__DIRECTIVES__.
1. Print the portion of the Muser spec page that opens with the words containing "The visual grammar" and closes with "more than speed.", reproducing it word for word.
2. In the Muser spec page, how many dimensions do the CLIP image embeddings have?

§ 01.04 / SPEC  ·  MUSER  ·  仕様
0—MUSR—2026—04
← INDEX

MUSER

SPEC-01.04  ·  RESEARCH · OSS

Topographical embedding map of your images and text files.

Your image library and your notes are landscapes, not lists — clusters of similarity, valleys between them, occasional outliers. Muser embeds both into the same kind of map: density becomes elevation, semantic neighborhoods become regions, and you navigate them like terrain. Image embeddings come from CLIP; text from sentence-transformers; the rendering is a topographic map with a radial phylogeny tree underneath for time-ordered similarity.

The visual grammar comes from two places. First, the location stamps films use under an establishing shot — TANGIER, MOROCCO typed across the frame as the camera lands somewhere new (The Bourne Identity is the canonical late-90s example, though the grammar is older). Second, the way region names fade in over the map as you cross into a new territory in open-world games (Red Dead Redemption 2's region titling is the cleanest version of this — a name materializes at the edge of the screen, holds, fades out). Both are giving you a name for where you are in space. Muser's cluster labels are the same idea over an embedding space instead of a geographic one.

Stack

CLIP (ViT-B/32)
512-dim image embeddings, pre-trained on 400M image-text pairs. Runs locally on MPS. Easy to swap for ViT-L/14 if quality matters more than speed.
sentence-transformers
Separate text encoder — CLIP's text tower is weaker than dedicated sentence models for prose.

__RECORDS SUPPLIED__.
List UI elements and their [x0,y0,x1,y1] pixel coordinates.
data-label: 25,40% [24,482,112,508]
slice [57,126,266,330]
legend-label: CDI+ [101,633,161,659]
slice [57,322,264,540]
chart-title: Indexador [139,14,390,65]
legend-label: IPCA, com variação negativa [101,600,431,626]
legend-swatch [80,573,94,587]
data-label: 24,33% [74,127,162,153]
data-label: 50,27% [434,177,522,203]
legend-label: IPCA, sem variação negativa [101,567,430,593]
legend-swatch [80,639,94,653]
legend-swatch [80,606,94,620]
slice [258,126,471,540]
* * *
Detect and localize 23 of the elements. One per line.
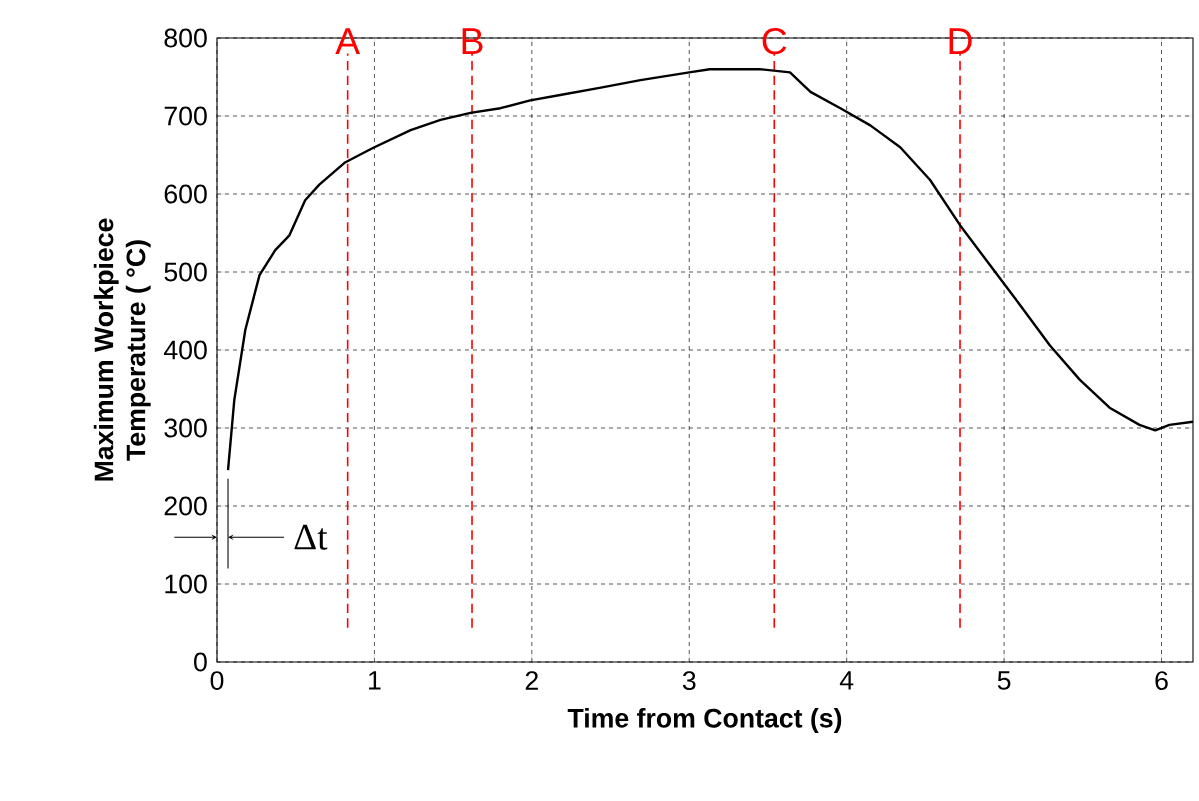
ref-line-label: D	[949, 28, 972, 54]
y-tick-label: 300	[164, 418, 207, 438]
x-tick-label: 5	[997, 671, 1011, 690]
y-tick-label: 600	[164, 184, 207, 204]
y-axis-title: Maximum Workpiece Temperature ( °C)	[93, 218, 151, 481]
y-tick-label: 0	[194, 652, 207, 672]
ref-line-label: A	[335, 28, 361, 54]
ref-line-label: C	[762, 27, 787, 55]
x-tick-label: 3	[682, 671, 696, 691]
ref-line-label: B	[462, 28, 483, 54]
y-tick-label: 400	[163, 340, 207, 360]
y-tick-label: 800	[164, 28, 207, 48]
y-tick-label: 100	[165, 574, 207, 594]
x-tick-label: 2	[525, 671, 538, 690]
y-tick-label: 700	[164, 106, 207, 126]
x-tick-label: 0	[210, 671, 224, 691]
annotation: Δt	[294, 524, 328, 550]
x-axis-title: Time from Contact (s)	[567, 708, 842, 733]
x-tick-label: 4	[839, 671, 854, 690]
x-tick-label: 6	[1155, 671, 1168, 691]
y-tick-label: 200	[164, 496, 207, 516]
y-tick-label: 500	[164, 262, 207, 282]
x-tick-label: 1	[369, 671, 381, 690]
...
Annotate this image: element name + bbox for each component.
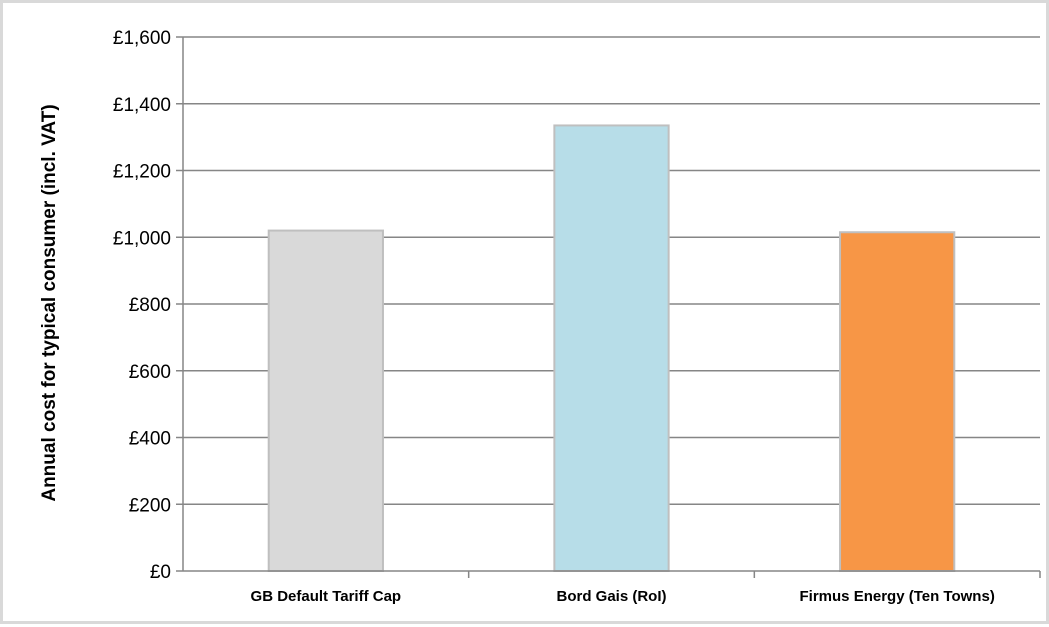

__RESPONSES IN ORDER__.
1.
The visual grammar comes from two places. First, the location stamps films use under an establishing shot — TANGIER, MOROCCO typed across the frame as the camera lands somewhere new (The Bourne Identity is the canonical late-90s example, though the grammar is older). Second, the way region names fade in over the map as you cross into a new territory in open-world games (Red Dead Redemption 2's region titling is the cleanest version of this — a name materializes at the edge of the screen, holds, fades out). Both are giving you a name for where you are in space. Muser's cluster labels are the same idea over an embedding space instead of a geographic one.

Stack

CLIP (ViT-B/32)
512-dim image embeddings, pre-trained on 400M image-text pairs. Runs locally on MPS. Easy to swap for ViT-L/14 if quality matters more than speed.

2. 512